Entries from a dataset:
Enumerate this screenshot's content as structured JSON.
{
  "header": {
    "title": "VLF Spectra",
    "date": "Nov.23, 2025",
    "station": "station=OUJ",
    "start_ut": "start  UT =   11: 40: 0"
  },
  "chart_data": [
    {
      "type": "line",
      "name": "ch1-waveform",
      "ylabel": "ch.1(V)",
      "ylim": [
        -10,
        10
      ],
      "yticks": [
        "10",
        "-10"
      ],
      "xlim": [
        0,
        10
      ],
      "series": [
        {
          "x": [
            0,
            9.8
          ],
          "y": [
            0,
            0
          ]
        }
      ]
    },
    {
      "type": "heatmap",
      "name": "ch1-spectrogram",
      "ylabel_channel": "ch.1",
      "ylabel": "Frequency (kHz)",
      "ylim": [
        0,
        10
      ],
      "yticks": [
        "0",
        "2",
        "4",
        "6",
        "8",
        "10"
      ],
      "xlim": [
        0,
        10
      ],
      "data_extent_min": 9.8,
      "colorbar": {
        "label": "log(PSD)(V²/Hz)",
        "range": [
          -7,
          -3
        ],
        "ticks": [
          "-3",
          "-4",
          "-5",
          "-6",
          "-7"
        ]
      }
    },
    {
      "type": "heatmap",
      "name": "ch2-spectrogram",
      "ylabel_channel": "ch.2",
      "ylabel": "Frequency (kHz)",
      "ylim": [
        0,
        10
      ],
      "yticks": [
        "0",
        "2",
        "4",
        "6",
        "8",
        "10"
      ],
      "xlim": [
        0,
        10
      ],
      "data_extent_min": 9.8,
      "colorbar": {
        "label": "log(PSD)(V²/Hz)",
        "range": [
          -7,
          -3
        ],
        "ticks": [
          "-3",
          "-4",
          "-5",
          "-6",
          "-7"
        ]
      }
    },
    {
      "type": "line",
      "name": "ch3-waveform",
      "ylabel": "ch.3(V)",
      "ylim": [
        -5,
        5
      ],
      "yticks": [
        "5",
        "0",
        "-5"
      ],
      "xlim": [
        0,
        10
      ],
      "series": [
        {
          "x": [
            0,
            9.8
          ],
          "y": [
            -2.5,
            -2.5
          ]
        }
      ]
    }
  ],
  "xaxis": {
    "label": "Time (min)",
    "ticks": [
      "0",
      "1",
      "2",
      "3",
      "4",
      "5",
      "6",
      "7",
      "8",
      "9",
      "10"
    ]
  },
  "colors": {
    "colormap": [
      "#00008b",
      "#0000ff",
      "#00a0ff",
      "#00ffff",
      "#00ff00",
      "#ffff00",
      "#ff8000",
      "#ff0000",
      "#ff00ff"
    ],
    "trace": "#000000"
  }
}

GIVEN EXERCISE:
Write out every line exactly as it stands.

COMPLETED EXERCISE:
Enumerate this screenshot's content as structured JSON.
{
  "header": {
    "title": "VLF Spectra",
    "date": "Nov.23, 2025",
    "station": "station=OUJ",
    "start_ut": "start  UT =   11: 40: 0"
  },
  "chart_data": [
    {
      "type": "line",
      "name": "ch1-waveform",
      "ylabel": "ch.1(V)",
      "ylim": [
        -10,
        10
      ],
      "yticks": [
        "10",
        "-10"
      ],
      "xlim": [
        0,
        10
      ],
      "series": [
        {
          "x": [
            0,
            9.8
          ],
          "y": [
            0,
            0
          ]
        }
      ]
    },
    {
      "type": "heatmap",
      "name": "ch1-spectrogram",
      "ylabel_channel": "ch.1",
      "ylabel": "Frequency (kHz)",
      "ylim": [
        0,
        10
      ],
      "yticks": [
        "0",
        "2",
        "4",
        "6",
        "8",
        "10"
      ],
      "xlim": [
        0,
        10
      ],
      "data_extent_min": 9.8,
      "colorbar": {
        "label": "log(PSD)(V²/Hz)",
        "range": [
          -7,
          -3
        ],
        "ticks": [
          "-3",
          "-4",
          "-5",
          "-6",
          "-7"
        ]
      }
    },
    {
      "type": "heatmap",
      "name": "ch2-spectrogram",
      "ylabel_channel": "ch.2",
      "ylabel": "Frequency (kHz)",
      "ylim": [
        0,
        10
      ],
      "yticks": [
        "0",
        "2",
        "4",
        "6",
        "8",
        "10"
      ],
      "xlim": [
        0,
        10
      ],
      "data_extent_min": 9.8,
      "colorbar": {
        "label": "log(PSD)(V²/Hz)",
        "range": [
          -7,
          -3
        ],
        "ticks": [
          "-3",
          "-4",
          "-5",
          "-6",
          "-7"
        ]
      }
    },
    {
      "type": "line",
      "name": "ch3-waveform",
      "ylabel": "ch.3(V)",
      "ylim": [
        -5,
        5
      ],
      "yticks": [
        "5",
        "0",
        "-5"
      ],
      "xlim": [
        0,
        10
      ],
      "series": [
        {
          "x": [
            0,
            9.8
          ],
          "y": [
            -2.5,
            -2.5
          ]
        }
      ]
    }
  ],
  "xaxis": {
    "label": "Time (min)",
    "ticks": [
      "0",
      "1",
      "2",
      "3",
      "4",
      "5",
      "6",
      "7",
      "8",
      "9",
      "10"
    ]
  },
  "colors": {
    "colormap": [
      "#00008b",
      "#0000ff",
      "#00a0ff",
      "#00ffff",
      "#00ff00",
      "#ffff00",
      "#ff8000",
      "#ff0000",
      "#ff00ff"
    ],
    "trace": "#000000"
  }
}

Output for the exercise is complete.